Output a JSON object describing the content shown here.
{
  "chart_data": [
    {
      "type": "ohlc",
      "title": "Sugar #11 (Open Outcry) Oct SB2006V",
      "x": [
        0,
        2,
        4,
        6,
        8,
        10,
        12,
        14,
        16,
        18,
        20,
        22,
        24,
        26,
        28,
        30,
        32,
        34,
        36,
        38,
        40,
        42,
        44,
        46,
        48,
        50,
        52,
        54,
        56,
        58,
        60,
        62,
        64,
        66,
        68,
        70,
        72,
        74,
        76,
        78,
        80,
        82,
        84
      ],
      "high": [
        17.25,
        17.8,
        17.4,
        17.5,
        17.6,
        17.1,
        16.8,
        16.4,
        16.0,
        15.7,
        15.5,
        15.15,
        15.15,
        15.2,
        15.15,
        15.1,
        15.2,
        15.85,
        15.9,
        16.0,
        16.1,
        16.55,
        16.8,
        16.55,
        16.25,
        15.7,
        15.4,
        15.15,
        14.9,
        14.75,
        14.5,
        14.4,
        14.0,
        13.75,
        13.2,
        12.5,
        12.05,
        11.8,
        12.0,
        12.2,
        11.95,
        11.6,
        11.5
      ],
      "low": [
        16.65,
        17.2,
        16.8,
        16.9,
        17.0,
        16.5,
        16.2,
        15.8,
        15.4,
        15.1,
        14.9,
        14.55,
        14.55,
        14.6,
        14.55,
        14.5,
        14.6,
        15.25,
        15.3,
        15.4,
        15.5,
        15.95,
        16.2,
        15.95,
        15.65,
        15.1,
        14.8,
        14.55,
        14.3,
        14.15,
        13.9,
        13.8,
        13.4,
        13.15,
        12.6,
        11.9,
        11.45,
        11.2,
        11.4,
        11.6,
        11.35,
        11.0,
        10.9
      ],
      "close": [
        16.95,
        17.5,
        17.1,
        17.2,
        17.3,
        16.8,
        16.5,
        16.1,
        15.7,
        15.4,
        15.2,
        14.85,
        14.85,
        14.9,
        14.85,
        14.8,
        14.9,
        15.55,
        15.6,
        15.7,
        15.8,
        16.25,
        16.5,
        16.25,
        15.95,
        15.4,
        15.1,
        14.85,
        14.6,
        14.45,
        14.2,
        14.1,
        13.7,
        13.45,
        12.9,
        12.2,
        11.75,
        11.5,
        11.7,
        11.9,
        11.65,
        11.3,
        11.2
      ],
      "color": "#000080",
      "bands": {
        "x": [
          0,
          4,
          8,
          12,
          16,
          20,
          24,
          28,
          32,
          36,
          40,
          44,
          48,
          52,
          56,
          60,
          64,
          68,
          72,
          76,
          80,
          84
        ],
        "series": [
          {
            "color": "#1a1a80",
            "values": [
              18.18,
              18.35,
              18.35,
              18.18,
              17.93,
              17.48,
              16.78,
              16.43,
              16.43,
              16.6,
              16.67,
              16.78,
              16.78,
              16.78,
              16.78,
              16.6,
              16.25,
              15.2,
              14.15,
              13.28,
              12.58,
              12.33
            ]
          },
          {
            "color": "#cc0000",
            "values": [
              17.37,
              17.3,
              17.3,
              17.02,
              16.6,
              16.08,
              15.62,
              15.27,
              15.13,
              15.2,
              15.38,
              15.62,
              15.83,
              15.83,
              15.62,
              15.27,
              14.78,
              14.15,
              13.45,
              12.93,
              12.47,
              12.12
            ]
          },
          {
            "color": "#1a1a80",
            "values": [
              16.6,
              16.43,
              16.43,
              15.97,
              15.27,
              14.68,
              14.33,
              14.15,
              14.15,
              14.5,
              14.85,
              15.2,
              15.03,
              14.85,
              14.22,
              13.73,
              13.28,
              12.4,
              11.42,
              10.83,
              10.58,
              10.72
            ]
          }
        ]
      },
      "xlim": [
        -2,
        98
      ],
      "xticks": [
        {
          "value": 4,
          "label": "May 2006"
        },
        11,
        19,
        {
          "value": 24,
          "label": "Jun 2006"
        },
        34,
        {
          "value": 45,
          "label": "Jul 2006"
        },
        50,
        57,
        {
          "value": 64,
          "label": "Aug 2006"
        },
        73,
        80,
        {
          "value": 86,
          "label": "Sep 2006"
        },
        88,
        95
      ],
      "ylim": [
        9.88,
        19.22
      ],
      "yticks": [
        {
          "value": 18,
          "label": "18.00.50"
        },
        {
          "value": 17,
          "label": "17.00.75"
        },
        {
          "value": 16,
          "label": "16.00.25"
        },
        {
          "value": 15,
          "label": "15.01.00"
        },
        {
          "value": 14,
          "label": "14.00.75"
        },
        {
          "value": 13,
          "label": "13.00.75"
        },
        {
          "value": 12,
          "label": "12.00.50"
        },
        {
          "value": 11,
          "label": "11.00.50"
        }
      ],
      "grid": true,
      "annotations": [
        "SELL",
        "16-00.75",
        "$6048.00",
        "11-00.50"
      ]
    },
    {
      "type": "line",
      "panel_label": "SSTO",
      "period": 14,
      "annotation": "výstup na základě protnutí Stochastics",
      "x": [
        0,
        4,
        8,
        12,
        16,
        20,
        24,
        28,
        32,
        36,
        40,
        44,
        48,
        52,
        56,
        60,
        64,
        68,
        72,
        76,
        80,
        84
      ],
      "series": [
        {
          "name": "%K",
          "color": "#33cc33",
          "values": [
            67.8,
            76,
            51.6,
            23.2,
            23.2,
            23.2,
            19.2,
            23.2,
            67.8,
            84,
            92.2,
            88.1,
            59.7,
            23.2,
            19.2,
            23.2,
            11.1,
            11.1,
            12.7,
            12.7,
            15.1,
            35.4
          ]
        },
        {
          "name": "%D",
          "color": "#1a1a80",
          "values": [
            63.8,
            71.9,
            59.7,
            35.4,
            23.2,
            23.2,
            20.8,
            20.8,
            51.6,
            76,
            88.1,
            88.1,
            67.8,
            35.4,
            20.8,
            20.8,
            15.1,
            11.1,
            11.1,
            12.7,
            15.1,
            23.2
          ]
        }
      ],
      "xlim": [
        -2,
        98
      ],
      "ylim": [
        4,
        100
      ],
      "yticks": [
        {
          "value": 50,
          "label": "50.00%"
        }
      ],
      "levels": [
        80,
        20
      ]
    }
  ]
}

▶ **Problem to solve**: Transcribe each entry exactly.

▶ **Output for this task**:
Output a JSON object describing the content shown here.
{
  "chart_data": [
    {
      "type": "ohlc",
      "title": "Sugar #11 (Open Outcry) Oct SB2006V",
      "x": [
        0,
        2,
        4,
        6,
        8,
        10,
        12,
        14,
        16,
        18,
        20,
        22,
        24,
        26,
        28,
        30,
        32,
        34,
        36,
        38,
        40,
        42,
        44,
        46,
        48,
        50,
        52,
        54,
        56,
        58,
        60,
        62,
        64,
        66,
        68,
        70,
        72,
        74,
        76,
        78,
        80,
        82,
        84
      ],
      "high": [
        17.25,
        17.8,
        17.4,
        17.5,
        17.6,
        17.1,
        16.8,
        16.4,
        16.0,
        15.7,
        15.5,
        15.15,
        15.15,
        15.2,
        15.15,
        15.1,
        15.2,
        15.85,
        15.9,
        16.0,
        16.1,
        16.55,
        16.8,
        16.55,
        16.25,
        15.7,
        15.4,
        15.15,
        14.9,
        14.75,
        14.5,
        14.4,
        14.0,
        13.75,
        13.2,
        12.5,
        12.05,
        11.8,
        12.0,
        12.2,
        11.95,
        11.6,
        11.5
      ],
      "low": [
        16.65,
        17.2,
        16.8,
        16.9,
        17.0,
        16.5,
        16.2,
        15.8,
        15.4,
        15.1,
        14.9,
        14.55,
        14.55,
        14.6,
        14.55,
        14.5,
        14.6,
        15.25,
        15.3,
        15.4,
        15.5,
        15.95,
        16.2,
        15.95,
        15.65,
        15.1,
        14.8,
        14.55,
        14.3,
        14.15,
        13.9,
        13.8,
        13.4,
        13.15,
        12.6,
        11.9,
        11.45,
        11.2,
        11.4,
        11.6,
        11.35,
        11.0,
        10.9
      ],
      "close": [
        16.95,
        17.5,
        17.1,
        17.2,
        17.3,
        16.8,
        16.5,
        16.1,
        15.7,
        15.4,
        15.2,
        14.85,
        14.85,
        14.9,
        14.85,
        14.8,
        14.9,
        15.55,
        15.6,
        15.7,
        15.8,
        16.25,
        16.5,
        16.25,
        15.95,
        15.4,
        15.1,
        14.85,
        14.6,
        14.45,
        14.2,
        14.1,
        13.7,
        13.45,
        12.9,
        12.2,
        11.75,
        11.5,
        11.7,
        11.9,
        11.65,
        11.3,
        11.2
      ],
      "color": "#000080",
      "bands": {
        "x": [
          0,
          4,
          8,
          12,
          16,
          20,
          24,
          28,
          32,
          36,
          40,
          44,
          48,
          52,
          56,
          60,
          64,
          68,
          72,
          76,
          80,
          84
        ],
        "series": [
          {
            "color": "#1a1a80",
            "values": [
              18.18,
              18.35,
              18.35,
              18.18,
              17.93,
              17.48,
              16.78,
              16.43,
              16.43,
              16.6,
              16.67,
              16.78,
              16.78,
              16.78,
              16.78,
              16.6,
              16.25,
              15.2,
              14.15,
              13.28,
              12.58,
              12.33
            ]
          },
          {
            "color": "#cc0000",
            "values": [
              17.37,
              17.3,
              17.3,
              17.02,
              16.6,
              16.08,
              15.62,
              15.27,
              15.13,
              15.2,
              15.38,
              15.62,
              15.83,
              15.83,
              15.62,
              15.27,
              14.78,
              14.15,
              13.45,
              12.93,
              12.47,
              12.12
            ]
          },
          {
            "color": "#1a1a80",
            "values": [
              16.6,
              16.43,
              16.43,
              15.97,
              15.27,
              14.68,
              14.33,
              14.15,
              14.15,
              14.5,
              14.85,
              15.2,
              15.03,
              14.85,
              14.22,
              13.73,
              13.28,
              12.4,
              11.42,
              10.83,
              10.58,
              10.72
            ]
          }
        ]
      },
      "xlim": [
        -2,
        98
      ],
      "xticks": [
        {
          "value": 4,
          "label": "May 2006"
        },
        11,
        19,
        {
          "value": 24,
          "label": "Jun 2006"
        },
        34,
        {
          "value": 45,
          "label": "Jul 2006"
        },
        50,
        57,
        {
          "value": 64,
          "label": "Aug 2006"
        },
        73,
        80,
        {
          "value": 86,
          "label": "Sep 2006"
        },
        88,
        95
      ],
      "ylim": [
        9.88,
        19.22
      ],
      "yticks": [
        {
          "value": 18,
          "label": "18.00.50"
        },
        {
          "value": 17,
          "label": "17.00.75"
        },
        {
          "value": 16,
          "label": "16.00.25"
        },
        {
          "value": 15,
          "label": "15.01.00"
        },
        {
          "value": 14,
          "label": "14.00.75"
        },
        {
          "value": 13,
          "label": "13.00.75"
        },
        {
          "value": 12,
          "label": "12.00.50"
        },
        {
          "value": 11,
          "label": "11.00.50"
        }
      ],
      "grid": true,
      "annotations": [
        "SELL",
        "16-00.75",
        "$6048.00",
        "11-00.50"
      ]
    },
    {
      "type": "line",
      "panel_label": "SSTO",
      "period": 14,
      "annotation": "výstup na základě protnutí Stochastics",
      "x": [
        0,
        4,
        8,
        12,
        16,
        20,
        24,
        28,
        32,
        36,
        40,
        44,
        48,
        52,
        56,
        60,
        64,
        68,
        72,
        76,
        80,
        84
      ],
      "series": [
        {
          "name": "%K",
          "color": "#33cc33",
          "values": [
            67.8,
            76,
            51.6,
            23.2,
            23.2,
            23.2,
            19.2,
            23.2,
            67.8,
            84,
            92.2,
            88.1,
            59.7,
            23.2,
            19.2,
            23.2,
            11.1,
            11.1,
            12.7,
            12.7,
            15.1,
            35.4
          ]
        },
        {
          "name": "%D",
          "color": "#1a1a80",
          "values": [
            63.8,
            71.9,
            59.7,
            35.4,
            23.2,
            23.2,
            20.8,
            20.8,
            51.6,
            76,
            88.1,
            88.1,
            67.8,
            35.4,
            20.8,
            20.8,
            15.1,
            11.1,
            11.1,
            12.7,
            15.1,
            23.2
          ]
        }
      ],
      "xlim": [
        -2,
        98
      ],
      "ylim": [
        4,
        100
      ],
      "yticks": [
        {
          "value": 50,
          "label": "50.00%"
        }
      ],
      "levels": [
        80,
        20
      ]
    }
  ]
}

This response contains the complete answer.